** Start Task data **

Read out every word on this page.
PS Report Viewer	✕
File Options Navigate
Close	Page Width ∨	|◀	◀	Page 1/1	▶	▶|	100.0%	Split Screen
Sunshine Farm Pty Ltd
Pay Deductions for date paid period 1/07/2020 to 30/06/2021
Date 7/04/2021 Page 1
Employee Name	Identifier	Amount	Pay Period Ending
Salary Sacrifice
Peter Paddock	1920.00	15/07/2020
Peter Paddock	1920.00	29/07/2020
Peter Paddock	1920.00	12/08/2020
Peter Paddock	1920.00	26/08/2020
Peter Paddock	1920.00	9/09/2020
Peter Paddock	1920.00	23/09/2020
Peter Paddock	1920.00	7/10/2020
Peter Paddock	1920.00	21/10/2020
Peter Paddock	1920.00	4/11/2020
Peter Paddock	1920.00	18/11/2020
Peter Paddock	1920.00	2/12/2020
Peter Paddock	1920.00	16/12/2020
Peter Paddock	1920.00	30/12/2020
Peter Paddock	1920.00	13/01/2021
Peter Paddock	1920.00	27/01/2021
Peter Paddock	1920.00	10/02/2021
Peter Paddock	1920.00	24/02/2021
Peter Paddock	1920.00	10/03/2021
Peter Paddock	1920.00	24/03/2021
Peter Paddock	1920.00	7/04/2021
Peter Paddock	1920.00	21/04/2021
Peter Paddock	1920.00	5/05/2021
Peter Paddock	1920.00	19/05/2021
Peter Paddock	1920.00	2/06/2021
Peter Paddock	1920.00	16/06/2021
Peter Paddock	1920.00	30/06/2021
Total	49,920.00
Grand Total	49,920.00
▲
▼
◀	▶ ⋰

** End Task data **

● **Short exercise**:
Write out the entries in full, exactly as given.

● **Solution to this task**:
Read out every word on this page.
PS Report Viewer	✕
File Options Navigate
Close	Page Width ∨	|◀	◀	Page 1/1	▶	▶|	100.0%	Split Screen
Sunshine Farm Pty Ltd
Pay Deductions for date paid period 1/07/2020 to 30/06/2021
Date 7/04/2021 Page 1
Employee Name	Identifier	Amount	Pay Period Ending
Salary Sacrifice
Peter Paddock	1920.00	15/07/2020
Peter Paddock	1920.00	29/07/2020
Peter Paddock	1920.00	12/08/2020
Peter Paddock	1920.00	26/08/2020
Peter Paddock	1920.00	9/09/2020
Peter Paddock	1920.00	23/09/2020
Peter Paddock	1920.00	7/10/2020
Peter Paddock	1920.00	21/10/2020
Peter Paddock	1920.00	4/11/2020
Peter Paddock	1920.00	18/11/2020
Peter Paddock	1920.00	2/12/2020
Peter Paddock	1920.00	16/12/2020
Peter Paddock	1920.00	30/12/2020
Peter Paddock	1920.00	13/01/2021
Peter Paddock	1920.00	27/01/2021
Peter Paddock	1920.00	10/02/2021
Peter Paddock	1920.00	24/02/2021
Peter Paddock	1920.00	10/03/2021
Peter Paddock	1920.00	24/03/2021
Peter Paddock	1920.00	7/04/2021
Peter Paddock	1920.00	21/04/2021
Peter Paddock	1920.00	5/05/2021
Peter Paddock	1920.00	19/05/2021
Peter Paddock	1920.00	2/06/2021
Peter Paddock	1920.00	16/06/2021
Peter Paddock	1920.00	30/06/2021
Total	49,920.00
Grand Total	49,920.00
▲
▼
◀	▶ ⋰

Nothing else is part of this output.